Page excerpt:
----

Despite the trend of healthier menus, deep-fried foods never went away—they just got crazier.
Today, in state fairs, boardwalk eateries and restaurants around the country, creative chefs are frying just about everything, from Twinkies to meatloaf to sticks of butter, and Americans are gobbling them up.
From a pizzeria standpoint, adding a deep fryer just makes sound business sense. “Deep fryers open up new possibilities, and they cook foods very quickly,” says Christopher Wells, a restaurant coach and founder of Restaurant Building Blocks in Montreal. “They make it easy to diversify your menu and add high-profit items, without a lot of expense or labor—and without slowing down your execution.”
The PYT Deep-Fried Ellio’s Burger features a “bun” made of two deep-fried Ellio’s frozen pizza slices stuffed with an Italian meatball burger patty, mozzarella, provolone and marinara.
First, however, operators need to make sure they buy the right fryer for their restaurants. For starters, consider your building and required infrastructure, advises Mark Ladisky, senior operations associate at Synergy Restaurant Consultants in Laguna Niguel, California. “Do you have gas or electric power? What ventilation would you need? Those are the first two considerations, as well as making sure you have reviewed all of the needed safety requirements, such as a fire suppression system,” he says. “The factors that would have the biggest impact are maintenance and recovery time. In a pizzeria, both should be considered.”
David Kincheloe, president of Denver-based National Restaurant Consultants, notes that operators should also think about kitchen size and the menu items they’ll cook. Additionally, consider the width of the machine, since space under a hood is expensive, as well as how much energy the model uses, notes Chad Vendette, director of marketing for Broaster Company in Beloit, Wisconsin. “The reputation and support level that the manufacturer offers is also important,” Vendette says. “It’s better to buy a quality product up front. Talk to operators who have the system you’re looking to buy and ask how long the company has been in business.”

----

Information supplied:
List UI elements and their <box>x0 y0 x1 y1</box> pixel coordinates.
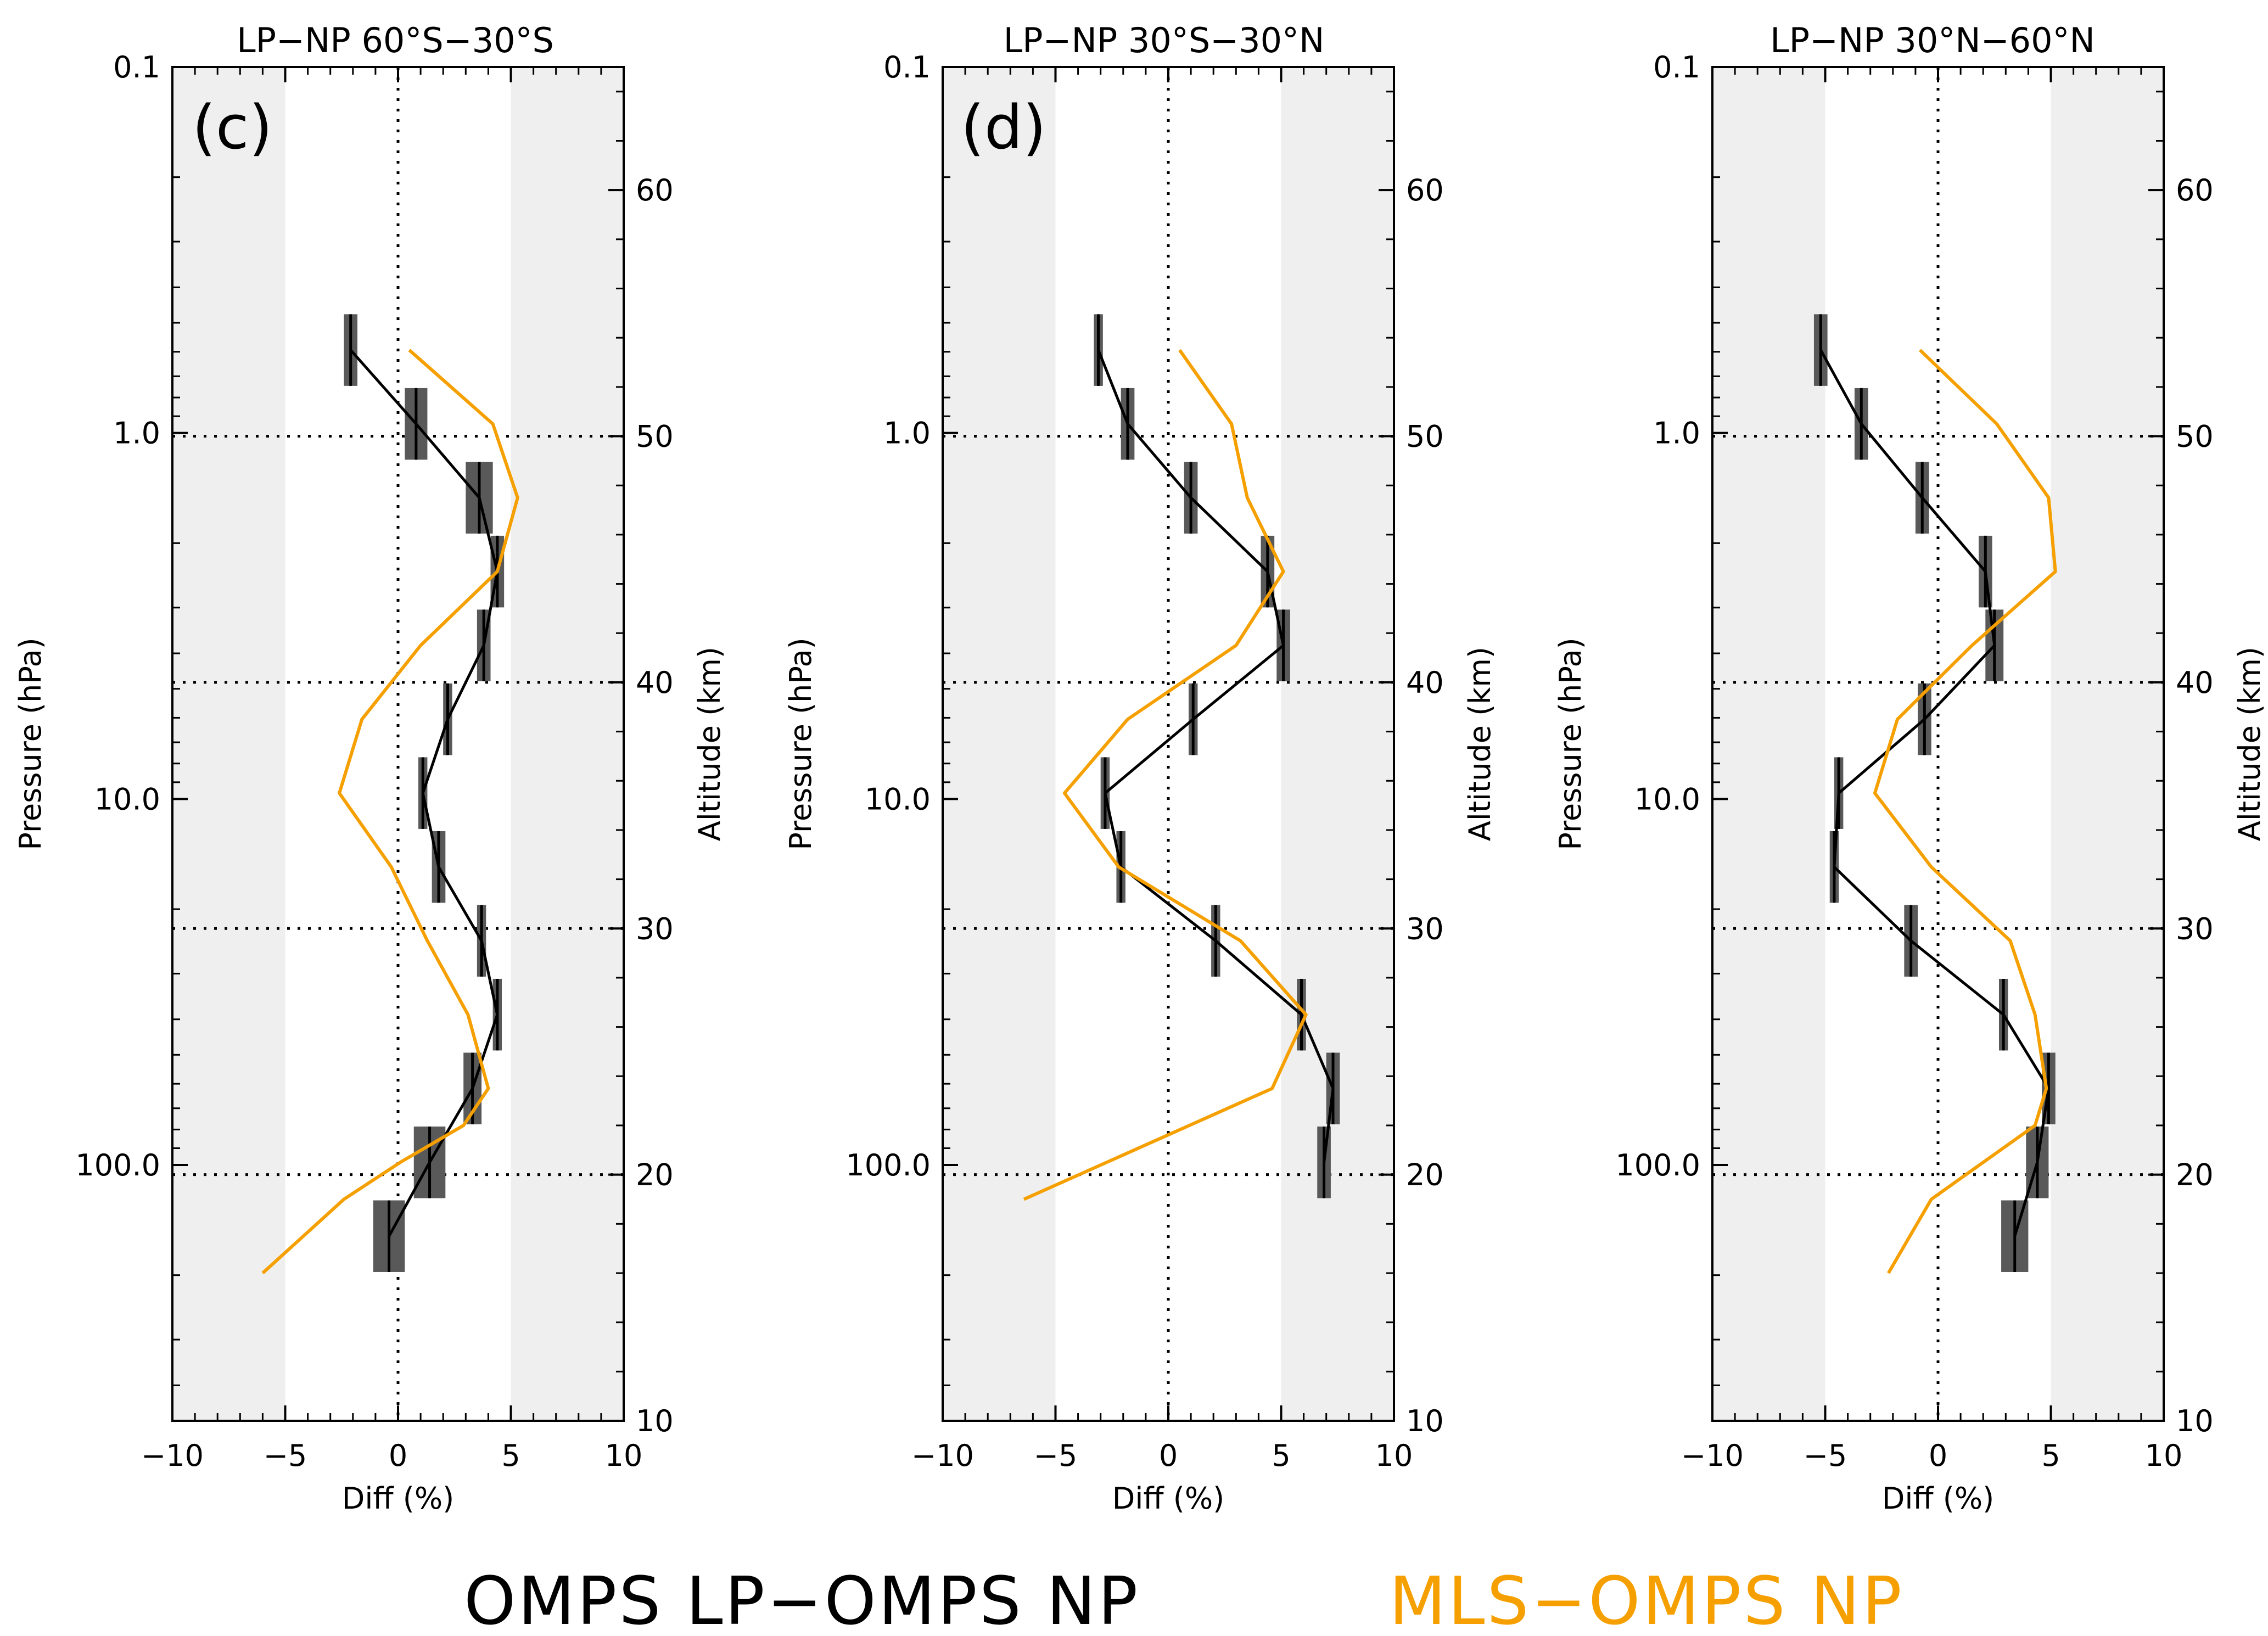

----

Given instruction 1: In the deep-fryer article, where is Broaster Company located?
Given instruction 2: Reproduce the deep-fryer article, beginning at the words "The PYT Deep-Fried" and stopping after "provolone and marinara.".

Expected output 1: Beloit, Wisconsin.

Expected output 2:
The PYT Deep-Fried Ellio’s Burger features a “bun” made of two deep-fried Ellio’s frozen pizza slices stuffed with an Italian meatball burger patty, mozzarella, provolone and marinara.